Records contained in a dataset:
---+---

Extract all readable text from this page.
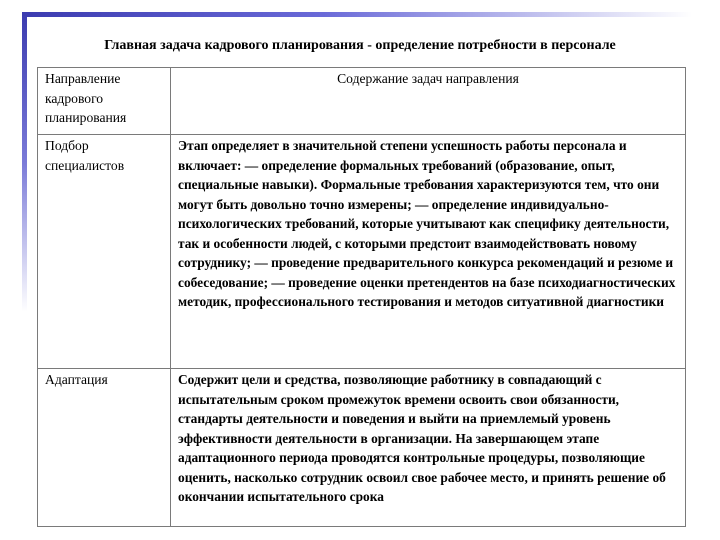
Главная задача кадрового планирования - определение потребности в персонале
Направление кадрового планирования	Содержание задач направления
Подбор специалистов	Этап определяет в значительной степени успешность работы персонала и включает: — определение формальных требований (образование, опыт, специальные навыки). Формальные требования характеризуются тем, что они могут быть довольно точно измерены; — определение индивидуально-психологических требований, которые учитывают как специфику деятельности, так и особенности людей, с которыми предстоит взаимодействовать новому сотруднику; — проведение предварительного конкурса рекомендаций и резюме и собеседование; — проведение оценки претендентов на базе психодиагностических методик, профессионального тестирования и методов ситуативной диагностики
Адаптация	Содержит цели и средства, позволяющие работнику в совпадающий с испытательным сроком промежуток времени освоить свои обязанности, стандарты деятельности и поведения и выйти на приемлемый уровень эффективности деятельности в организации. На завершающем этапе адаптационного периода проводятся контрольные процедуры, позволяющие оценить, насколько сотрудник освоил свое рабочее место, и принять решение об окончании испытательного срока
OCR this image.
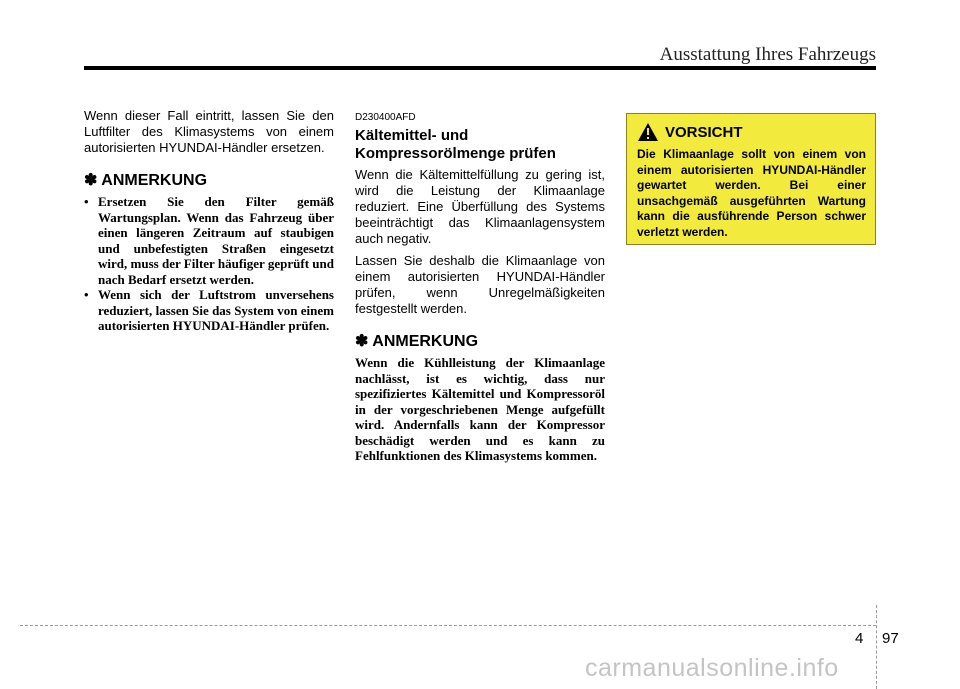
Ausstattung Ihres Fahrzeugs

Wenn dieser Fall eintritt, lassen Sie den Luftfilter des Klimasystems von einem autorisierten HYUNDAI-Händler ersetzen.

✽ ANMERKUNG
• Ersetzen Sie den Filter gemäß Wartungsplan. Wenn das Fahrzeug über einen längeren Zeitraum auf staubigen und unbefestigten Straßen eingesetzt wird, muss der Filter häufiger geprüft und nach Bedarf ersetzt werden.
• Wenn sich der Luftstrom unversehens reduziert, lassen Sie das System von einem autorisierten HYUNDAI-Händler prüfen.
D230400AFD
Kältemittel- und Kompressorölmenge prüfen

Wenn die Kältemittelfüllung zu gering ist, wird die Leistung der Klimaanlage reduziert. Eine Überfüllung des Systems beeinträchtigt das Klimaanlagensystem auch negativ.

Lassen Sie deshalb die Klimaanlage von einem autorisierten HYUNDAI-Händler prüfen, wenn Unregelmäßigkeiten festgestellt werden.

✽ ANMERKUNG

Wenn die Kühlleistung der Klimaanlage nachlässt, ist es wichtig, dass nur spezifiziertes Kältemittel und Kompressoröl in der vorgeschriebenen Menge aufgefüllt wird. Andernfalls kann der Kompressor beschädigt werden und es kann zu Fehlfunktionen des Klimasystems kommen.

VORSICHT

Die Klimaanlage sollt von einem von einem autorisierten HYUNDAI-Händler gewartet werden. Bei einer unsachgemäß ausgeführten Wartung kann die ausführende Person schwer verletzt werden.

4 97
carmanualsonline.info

---+---

■ **Task instructions**: Omit each picture, then return all of the listing exactly as it stands.

■ **Result for this task**:
Extract all readable text from this page.
Главная задача кадрового планирования - определение потребности в персонале
Направление кадрового планирования	Содержание задач направления
Подбор специалистов	Этап определяет в значительной степени успешность работы персонала и включает: — определение формальных требований (образование, опыт, специальные навыки). Формальные требования характеризуются тем, что они могут быть довольно точно измерены; — определение индивидуально-психологических требований, которые учитывают как специфику деятельности, так и особенности людей, с которыми предстоит взаимодействовать новому сотруднику; — проведение предварительного конкурса рекомендаций и резюме и собеседование; — проведение оценки претендентов на базе психодиагностических методик, профессионального тестирования и методов ситуативной диагностики
Адаптация	Содержит цели и средства, позволяющие работнику в совпадающий с испытательным сроком промежуток времени освоить свои обязанности, стандарты деятельности и поведения и выйти на приемлемый уровень эффективности деятельности в организации. На завершающем этапе адаптационного периода проводятся контрольные процедуры, позволяющие оценить, насколько сотрудник освоил свое рабочее место, и принять решение об окончании испытательного срока
OCR this image.
Ausstattung Ihres Fahrzeugs

Wenn dieser Fall eintritt, lassen Sie den Luftfilter des Klimasystems von einem autorisierten HYUNDAI-Händler ersetzen.

✽ ANMERKUNG
• Ersetzen Sie den Filter gemäß Wartungsplan. Wenn das Fahrzeug über einen längeren Zeitraum auf staubigen und unbefestigten Straßen eingesetzt wird, muss der Filter häufiger geprüft und nach Bedarf ersetzt werden.
• Wenn sich der Luftstrom unversehens reduziert, lassen Sie das System von einem autorisierten HYUNDAI-Händler prüfen.
D230400AFD
Kältemittel- und Kompressorölmenge prüfen

Wenn die Kältemittelfüllung zu gering ist, wird die Leistung der Klimaanlage reduziert. Eine Überfüllung des Systems beeinträchtigt das Klimaanlagensystem auch negativ.

Lassen Sie deshalb die Klimaanlage von einem autorisierten HYUNDAI-Händler prüfen, wenn Unregelmäßigkeiten festgestellt werden.

✽ ANMERKUNG

Wenn die Kühlleistung der Klimaanlage nachlässt, ist es wichtig, dass nur spezifiziertes Kältemittel und Kompressoröl in der vorgeschriebenen Menge aufgefüllt wird. Andernfalls kann der Kompressor beschädigt werden und es kann zu Fehlfunktionen des Klimasystems kommen.

VORSICHT

Die Klimaanlage sollt von einem von einem autorisierten HYUNDAI-Händler gewartet werden. Bei einer unsachgemäß ausgeführten Wartung kann die ausführende Person schwer verletzt werden.

4 97
carmanualsonline.info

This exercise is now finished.